== Directions ==
In the listing that follows, how many lines contain "Duración"? Give the number only.

[Dataset items]
·····

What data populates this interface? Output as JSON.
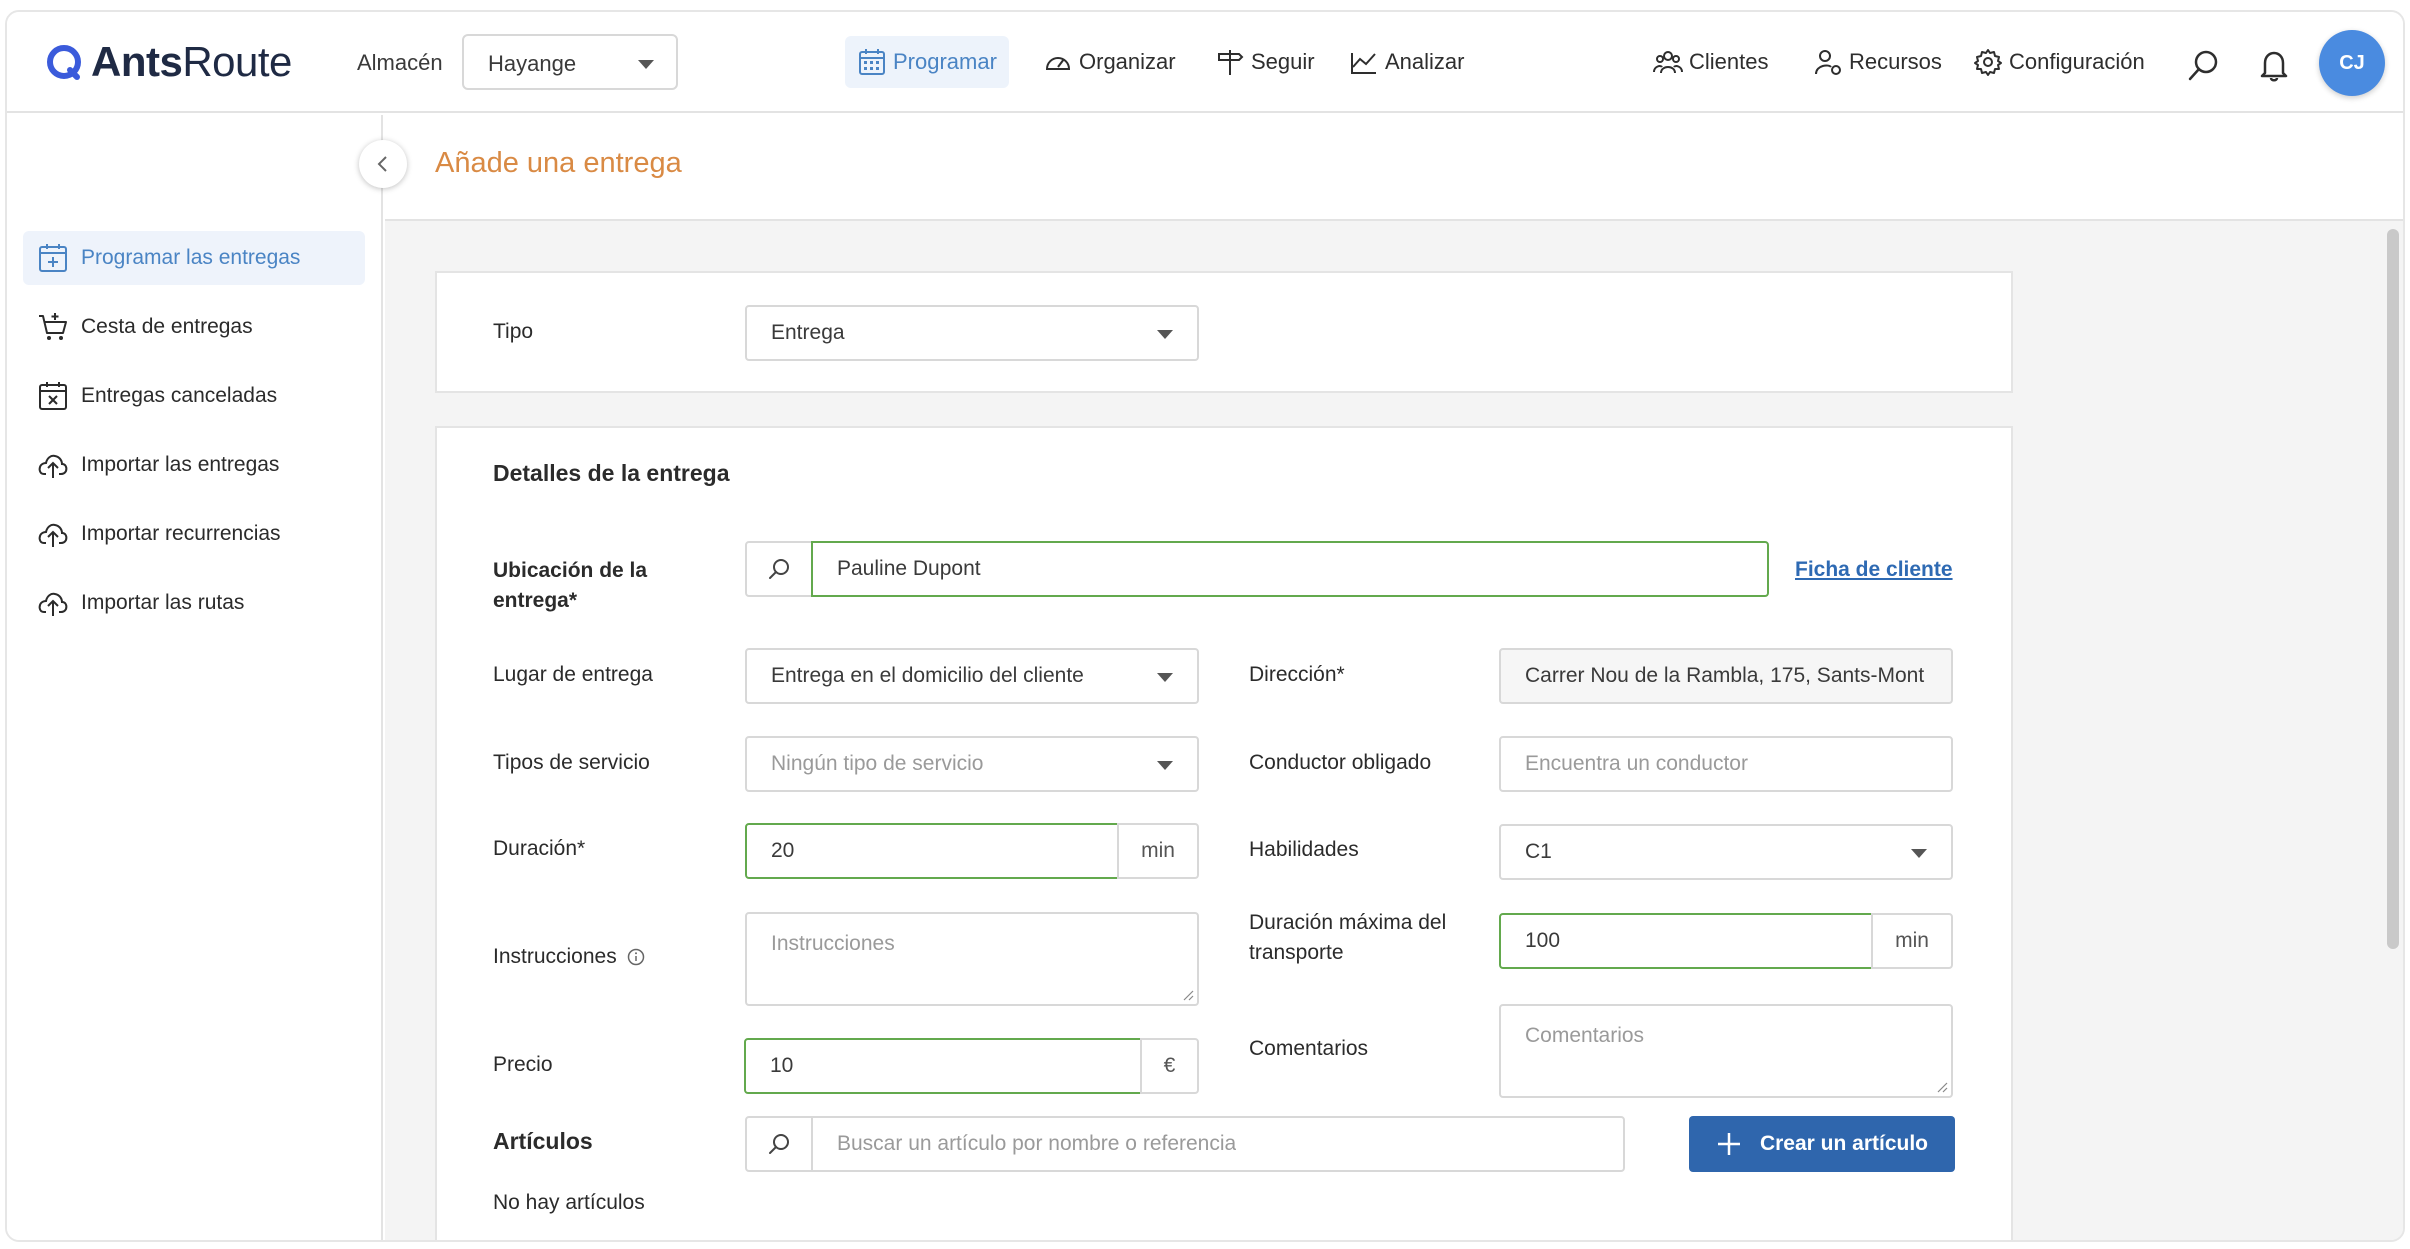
{
  "app": {
    "logo_bold": "Ants",
    "logo_light": "Route"
  },
  "header": {
    "warehouse_label": "Almacén",
    "warehouse_value": "Hayange",
    "nav": [
      "Programar",
      "Organizar",
      "Seguir",
      "Analizar"
    ],
    "right_nav": [
      "Clientes",
      "Recursos",
      "Configuración"
    ],
    "avatar": "CJ"
  },
  "sidebar": {
    "items": [
      "Programar las entregas",
      "Cesta de entregas",
      "Entregas canceladas",
      "Importar las entregas",
      "Importar recurrencias",
      "Importar las rutas"
    ]
  },
  "page": {
    "title": "Añade una entrega"
  },
  "type_card": {
    "label": "Tipo",
    "value": "Entrega"
  },
  "details": {
    "heading": "Detalles de la entrega",
    "location_label_1": "Ubicación de la",
    "location_label_2": "entrega*",
    "location_value": "Pauline Dupont",
    "client_link": "Ficha de cliente",
    "place_label": "Lugar de entrega",
    "place_value": "Entrega en el domicilio del cliente",
    "address_label": "Dirección*",
    "address_value": "Carrer Nou de la Rambla, 175, Sants-Mont",
    "service_label": "Tipos de servicio",
    "service_placeholder": "Ningún tipo de servicio",
    "driver_label": "Conductor obligado",
    "driver_placeholder": "Encuentra un conductor",
    "duration_label": "Duración*",
    "duration_value": "20",
    "duration_unit": "min",
    "skills_label": "Habilidades",
    "skills_value": "C1",
    "instructions_label": "Instrucciones",
    "instructions_placeholder": "Instrucciones",
    "max_transport_label_1": "Duración máxima del",
    "max_transport_label_2": "transporte",
    "max_transport_value": "100",
    "max_transport_unit": "min",
    "price_label": "Precio",
    "price_value": "10",
    "price_unit": "€",
    "comments_label": "Comentarios",
    "comments_placeholder": "Comentarios",
    "articles_heading": "Artículos",
    "articles_search_placeholder": "Buscar un artículo por nombre o referencia",
    "create_article_label": "Crear un artículo",
    "no_articles": "No hay artículos"
  },
  "colors": {
    "accent": "#4a84c4",
    "title": "#d98a44",
    "primary_button": "#2f66ad",
    "valid_border": "#63a94d"
  }
}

·····

== Result of this task ==
2